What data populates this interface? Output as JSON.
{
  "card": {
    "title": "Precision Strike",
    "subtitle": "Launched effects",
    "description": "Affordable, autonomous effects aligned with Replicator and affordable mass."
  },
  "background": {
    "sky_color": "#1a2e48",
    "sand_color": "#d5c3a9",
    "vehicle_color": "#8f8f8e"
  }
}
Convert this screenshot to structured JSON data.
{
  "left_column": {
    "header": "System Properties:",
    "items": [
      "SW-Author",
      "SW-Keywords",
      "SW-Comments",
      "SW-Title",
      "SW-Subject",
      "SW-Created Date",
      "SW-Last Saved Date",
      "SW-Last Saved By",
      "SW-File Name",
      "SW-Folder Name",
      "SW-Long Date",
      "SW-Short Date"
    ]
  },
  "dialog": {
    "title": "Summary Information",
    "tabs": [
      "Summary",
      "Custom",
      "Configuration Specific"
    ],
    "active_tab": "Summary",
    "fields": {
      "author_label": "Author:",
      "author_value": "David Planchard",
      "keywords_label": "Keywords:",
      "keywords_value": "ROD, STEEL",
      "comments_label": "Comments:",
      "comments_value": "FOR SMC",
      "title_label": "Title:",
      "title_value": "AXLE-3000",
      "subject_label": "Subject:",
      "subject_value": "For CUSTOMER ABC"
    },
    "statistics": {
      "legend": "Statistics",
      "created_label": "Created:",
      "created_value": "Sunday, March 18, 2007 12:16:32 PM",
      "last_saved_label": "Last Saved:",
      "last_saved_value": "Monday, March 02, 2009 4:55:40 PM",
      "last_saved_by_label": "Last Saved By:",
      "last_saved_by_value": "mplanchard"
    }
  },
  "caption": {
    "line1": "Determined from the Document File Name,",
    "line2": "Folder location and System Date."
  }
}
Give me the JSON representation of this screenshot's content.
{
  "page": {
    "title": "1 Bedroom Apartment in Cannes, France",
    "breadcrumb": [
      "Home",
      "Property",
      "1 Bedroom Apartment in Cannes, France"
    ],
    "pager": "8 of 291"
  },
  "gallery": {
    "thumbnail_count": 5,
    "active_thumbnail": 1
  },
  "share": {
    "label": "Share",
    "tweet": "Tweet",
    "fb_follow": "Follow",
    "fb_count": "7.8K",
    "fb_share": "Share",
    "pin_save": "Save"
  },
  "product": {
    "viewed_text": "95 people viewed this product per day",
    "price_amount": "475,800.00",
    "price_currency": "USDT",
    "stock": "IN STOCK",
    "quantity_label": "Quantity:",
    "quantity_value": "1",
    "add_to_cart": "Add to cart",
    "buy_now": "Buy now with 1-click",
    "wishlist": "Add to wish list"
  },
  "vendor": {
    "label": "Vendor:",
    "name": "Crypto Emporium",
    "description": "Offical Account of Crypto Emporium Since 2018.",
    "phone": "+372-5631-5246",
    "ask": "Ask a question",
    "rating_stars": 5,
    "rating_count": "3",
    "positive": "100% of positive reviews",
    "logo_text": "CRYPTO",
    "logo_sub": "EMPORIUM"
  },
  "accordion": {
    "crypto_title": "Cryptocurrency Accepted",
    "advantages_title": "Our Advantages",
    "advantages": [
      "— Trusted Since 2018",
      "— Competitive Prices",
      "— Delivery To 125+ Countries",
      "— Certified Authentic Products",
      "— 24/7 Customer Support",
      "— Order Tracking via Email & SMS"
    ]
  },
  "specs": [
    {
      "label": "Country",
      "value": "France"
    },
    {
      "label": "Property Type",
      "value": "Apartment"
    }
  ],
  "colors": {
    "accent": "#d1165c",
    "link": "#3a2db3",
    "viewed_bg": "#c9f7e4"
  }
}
————————
=== Objective ===
Every entry must be quoted exactly as it appears above.

=== Solution to this problem ===
What data populates this interface? Output as JSON.
{
  "card": {
    "title": "Precision Strike",
    "subtitle": "Launched effects",
    "description": "Affordable, autonomous effects aligned with Replicator and affordable mass."
  },
  "background": {
    "sky_color": "#1a2e48",
    "sand_color": "#d5c3a9",
    "vehicle_color": "#8f8f8e"
  }
}
Convert this screenshot to structured JSON data.
{
  "left_column": {
    "header": "System Properties:",
    "items": [
      "SW-Author",
      "SW-Keywords",
      "SW-Comments",
      "SW-Title",
      "SW-Subject",
      "SW-Created Date",
      "SW-Last Saved Date",
      "SW-Last Saved By",
      "SW-File Name",
      "SW-Folder Name",
      "SW-Long Date",
      "SW-Short Date"
    ]
  },
  "dialog": {
    "title": "Summary Information",
    "tabs": [
      "Summary",
      "Custom",
      "Configuration Specific"
    ],
    "active_tab": "Summary",
    "fields": {
      "author_label": "Author:",
      "author_value": "David Planchard",
      "keywords_label": "Keywords:",
      "keywords_value": "ROD, STEEL",
      "comments_label": "Comments:",
      "comments_value": "FOR SMC",
      "title_label": "Title:",
      "title_value": "AXLE-3000",
      "subject_label": "Subject:",
      "subject_value": "For CUSTOMER ABC"
    },
    "statistics": {
      "legend": "Statistics",
      "created_label": "Created:",
      "created_value": "Sunday, March 18, 2007 12:16:32 PM",
      "last_saved_label": "Last Saved:",
      "last_saved_value": "Monday, March 02, 2009 4:55:40 PM",
      "last_saved_by_label": "Last Saved By:",
      "last_saved_by_value": "mplanchard"
    }
  },
  "caption": {
    "line1": "Determined from the Document File Name,",
    "line2": "Folder location and System Date."
  }
}
Give me the JSON representation of this screenshot's content.
{
  "page": {
    "title": "1 Bedroom Apartment in Cannes, France",
    "breadcrumb": [
      "Home",
      "Property",
      "1 Bedroom Apartment in Cannes, France"
    ],
    "pager": "8 of 291"
  },
  "gallery": {
    "thumbnail_count": 5,
    "active_thumbnail": 1
  },
  "share": {
    "label": "Share",
    "tweet": "Tweet",
    "fb_follow": "Follow",
    "fb_count": "7.8K",
    "fb_share": "Share",
    "pin_save": "Save"
  },
  "product": {
    "viewed_text": "95 people viewed this product per day",
    "price_amount": "475,800.00",
    "price_currency": "USDT",
    "stock": "IN STOCK",
    "quantity_label": "Quantity:",
    "quantity_value": "1",
    "add_to_cart": "Add to cart",
    "buy_now": "Buy now with 1-click",
    "wishlist": "Add to wish list"
  },
  "vendor": {
    "label": "Vendor:",
    "name": "Crypto Emporium",
    "description": "Offical Account of Crypto Emporium Since 2018.",
    "phone": "+372-5631-5246",
    "ask": "Ask a question",
    "rating_stars": 5,
    "rating_count": "3",
    "positive": "100% of positive reviews",
    "logo_text": "CRYPTO",
    "logo_sub": "EMPORIUM"
  },
  "accordion": {
    "crypto_title": "Cryptocurrency Accepted",
    "advantages_title": "Our Advantages",
    "advantages": [
      "— Trusted Since 2018",
      "— Competitive Prices",
      "— Delivery To 125+ Countries",
      "— Certified Authentic Products",
      "— 24/7 Customer Support",
      "— Order Tracking via Email & SMS"
    ]
  },
  "specs": [
    {
      "label": "Country",
      "value": "France"
    },
    {
      "label": "Property Type",
      "value": "Apartment"
    }
  ],
  "colors": {
    "accent": "#d1165c",
    "link": "#3a2db3",
    "viewed_bg": "#c9f7e4"
  }
}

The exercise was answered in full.